▶ TASK INSTRUCTIONS
What you return should match every record exactly, with the images removed.

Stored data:
---------------

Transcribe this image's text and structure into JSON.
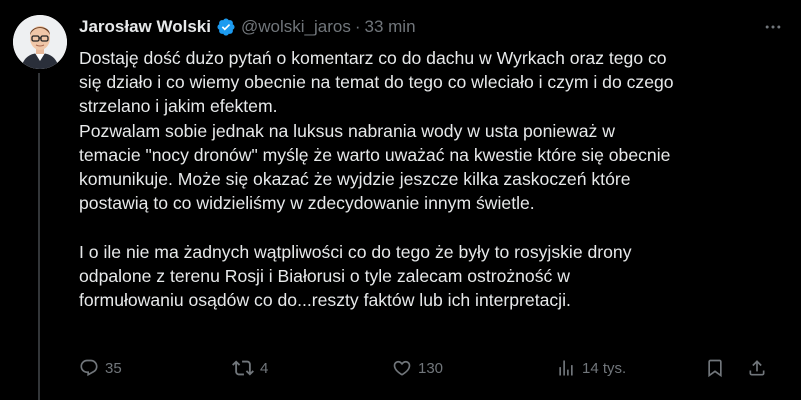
{
  "author": {
    "display_name": "Jarosław Wolski",
    "handle": "@wolski_jaros",
    "separator": "·",
    "timestamp": "33 min",
    "verified_icon": "verified-badge-icon",
    "accent_color": "#1d9bf0"
  },
  "body": {
    "lines": [
      "Dostaję dość dużo pytań o komentarz co do dachu w Wyrkach oraz tego co",
      "się działo i co wiemy obecnie na temat do tego co wleciało i czym i do czego",
      "strzelano i jakim efektem.",
      "Pozwalam sobie jednak na luksus nabrania wody w usta ponieważ w",
      "temacie \"nocy dronów\" myślę że warto uważać na kwestie które się obecnie",
      "komunikuje. Może się okazać że wyjdzie jeszcze kilka zaskoczeń które",
      "postawią to co widzieliśmy w zdecydowanie innym świetle.",
      "I o ile nie ma żadnych wątpliwości co do tego że były to rosyjskie drony",
      "odpalone z terenu Rosji i Białorusi o tyle zalecam ostrożność w",
      "formułowaniu osądów co do...reszty faktów lub ich interpretacji."
    ]
  },
  "actions": {
    "replies": "35",
    "reposts": "4",
    "likes": "130",
    "views": "14 tys."
  },
  "colors": {
    "background": "#000000",
    "text": "#e7e9ea",
    "muted": "#71767b"
  }
}
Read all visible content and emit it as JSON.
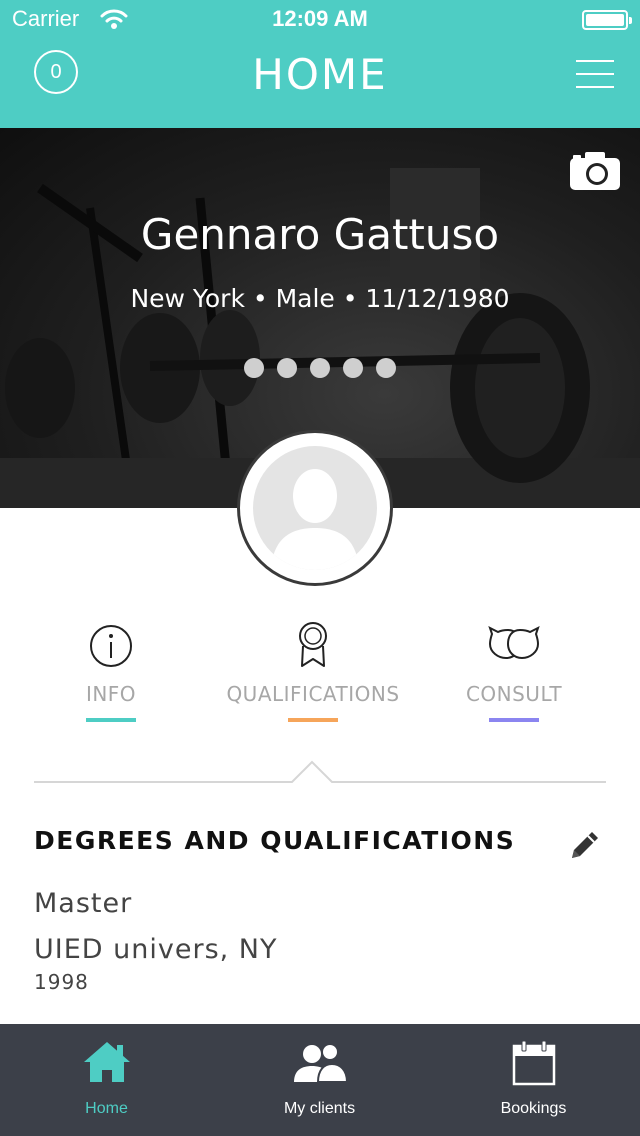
{
  "status_bar": {
    "carrier": "Carrier",
    "time": "12:09 AM"
  },
  "header": {
    "badge_count": "0",
    "title": "HOME"
  },
  "profile": {
    "name": "Gennaro Gattuso",
    "details": "New York • Male • 11/12/1980",
    "carousel_pages": 5
  },
  "tabs": [
    {
      "label": "INFO",
      "accent": "#4ecdc4"
    },
    {
      "label": "QUALIFICATIONS",
      "accent": "#f6a55a"
    },
    {
      "label": "CONSULT",
      "accent": "#8b85f0"
    }
  ],
  "section": {
    "title": "DEGREES AND QUALIFICATIONS",
    "degree": "Master",
    "school": "UIED univers, NY",
    "year": "1998"
  },
  "bottom_nav": [
    {
      "label": "Home",
      "active": true
    },
    {
      "label": "My clients",
      "active": false
    },
    {
      "label": "Bookings",
      "active": false
    }
  ],
  "colors": {
    "primary": "#4ecdc4",
    "nav_bg": "#3c4049"
  }
}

---------------

▶ RESPONSE BELOW
Transcribe this image's text and structure into JSON.
{
  "author": {
    "display_name": "Jarosław Wolski",
    "handle": "@wolski_jaros",
    "separator": "·",
    "timestamp": "33 min",
    "verified_icon": "verified-badge-icon",
    "accent_color": "#1d9bf0"
  },
  "body": {
    "lines": [
      "Dostaję dość dużo pytań o komentarz co do dachu w Wyrkach oraz tego co",
      "się działo i co wiemy obecnie na temat do tego co wleciało i czym i do czego",
      "strzelano i jakim efektem.",
      "Pozwalam sobie jednak na luksus nabrania wody w usta ponieważ w",
      "temacie \"nocy dronów\" myślę że warto uważać na kwestie które się obecnie",
      "komunikuje. Może się okazać że wyjdzie jeszcze kilka zaskoczeń które",
      "postawią to co widzieliśmy w zdecydowanie innym świetle.",
      "I o ile nie ma żadnych wątpliwości co do tego że były to rosyjskie drony",
      "odpalone z terenu Rosji i Białorusi o tyle zalecam ostrożność w",
      "formułowaniu osądów co do...reszty faktów lub ich interpretacji."
    ]
  },
  "actions": {
    "replies": "35",
    "reposts": "4",
    "likes": "130",
    "views": "14 tys."
  },
  "colors": {
    "background": "#000000",
    "text": "#e7e9ea",
    "muted": "#71767b"
  }
}
Read all visible content and emit it as JSON.
{
  "status_bar": {
    "carrier": "Carrier",
    "time": "12:09 AM"
  },
  "header": {
    "badge_count": "0",
    "title": "HOME"
  },
  "profile": {
    "name": "Gennaro Gattuso",
    "details": "New York • Male • 11/12/1980",
    "carousel_pages": 5
  },
  "tabs": [
    {
      "label": "INFO",
      "accent": "#4ecdc4"
    },
    {
      "label": "QUALIFICATIONS",
      "accent": "#f6a55a"
    },
    {
      "label": "CONSULT",
      "accent": "#8b85f0"
    }
  ],
  "section": {
    "title": "DEGREES AND QUALIFICATIONS",
    "degree": "Master",
    "school": "UIED univers, NY",
    "year": "1998"
  },
  "bottom_nav": [
    {
      "label": "Home",
      "active": true
    },
    {
      "label": "My clients",
      "active": false
    },
    {
      "label": "Bookings",
      "active": false
    }
  ],
  "colors": {
    "primary": "#4ecdc4",
    "nav_bg": "#3c4049"
  }
}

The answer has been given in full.